* Start AVAILABLE DATA *

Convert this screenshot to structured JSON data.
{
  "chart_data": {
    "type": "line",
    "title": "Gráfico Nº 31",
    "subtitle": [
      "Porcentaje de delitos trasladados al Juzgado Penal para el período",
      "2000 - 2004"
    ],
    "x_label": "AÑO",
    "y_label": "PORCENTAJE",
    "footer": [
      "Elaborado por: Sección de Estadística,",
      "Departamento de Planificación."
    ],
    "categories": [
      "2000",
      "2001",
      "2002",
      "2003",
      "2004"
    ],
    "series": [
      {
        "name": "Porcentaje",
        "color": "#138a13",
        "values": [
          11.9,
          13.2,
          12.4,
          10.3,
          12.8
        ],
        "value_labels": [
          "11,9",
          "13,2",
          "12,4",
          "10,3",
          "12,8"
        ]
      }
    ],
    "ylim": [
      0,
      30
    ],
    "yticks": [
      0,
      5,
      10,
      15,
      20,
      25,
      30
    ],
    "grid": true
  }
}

* End AVAILABLE DATA *

Write the data out again in full and exactly.

SOLUTION
Convert this screenshot to structured JSON data.
{
  "chart_data": {
    "type": "line",
    "title": "Gráfico Nº 31",
    "subtitle": [
      "Porcentaje de delitos trasladados al Juzgado Penal para el período",
      "2000 - 2004"
    ],
    "x_label": "AÑO",
    "y_label": "PORCENTAJE",
    "footer": [
      "Elaborado por: Sección de Estadística,",
      "Departamento de Planificación."
    ],
    "categories": [
      "2000",
      "2001",
      "2002",
      "2003",
      "2004"
    ],
    "series": [
      {
        "name": "Porcentaje",
        "color": "#138a13",
        "values": [
          11.9,
          13.2,
          12.4,
          10.3,
          12.8
        ],
        "value_labels": [
          "11,9",
          "13,2",
          "12,4",
          "10,3",
          "12,8"
        ]
      }
    ],
    "ylim": [
      0,
      30
    ],
    "yticks": [
      0,
      5,
      10,
      15,
      20,
      25,
      30
    ],
    "grid": true
  }
}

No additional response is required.